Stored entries
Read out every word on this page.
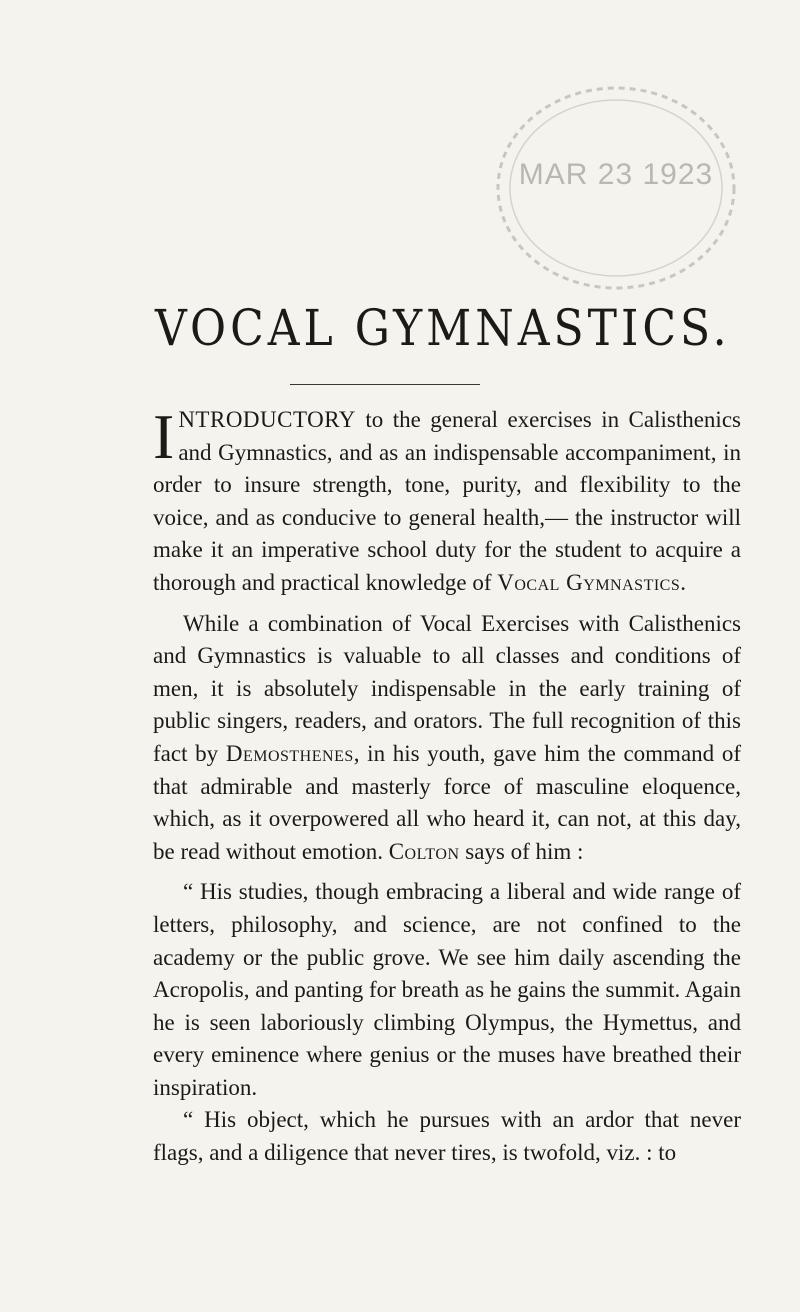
MAR 23 1923
VOCAL GYMNASTICS.

INTRODUCTORY to the general exercises in Calisthenics and Gymnastics, and as an indispensable accompaniment, in order to insure strength, tone, purity, and flexibility to the voice, and as conducive to general health,— the instructor will make it an imperative school duty for the student to acquire a thorough and practical knowledge of Vocal Gymnastics.

While a combination of Vocal Exercises with Calisthenics and Gymnastics is valuable to all classes and conditions of men, it is absolutely indispensable in the early training of public singers, readers, and orators. The full recognition of this fact by Demosthenes, in his youth, gave him the command of that admirable and masterly force of masculine eloquence, which, as it overpowered all who heard it, can not, at this day, be read without emotion. Colton says of him :

“ His studies, though embracing a liberal and wide range of letters, philosophy, and science, are not confined to the academy or the public grove. We see him daily ascending the Acropolis, and panting for breath as he gains the summit. Again he is seen laboriously climbing Olympus, the Hymettus, and every eminence where genius or the muses have breathed their inspiration.

“ His object, which he pursues with an ardor that never flags, and a diligence that never tires, is twofold, viz. : to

[What you should do]:
Find each line holding "every". Copy it out.

[Output of the task]:
Read out every word on this page.
“ His studies, though embracing a liberal and wide range of letters, philosophy, and science, are not confined to the academy or the public grove. We see him daily ascending the Acropolis, and panting for breath as he gains the summit. Again he is seen laboriously climbing Olympus, the Hymettus, and every eminence where genius or the muses have breathed their inspiration.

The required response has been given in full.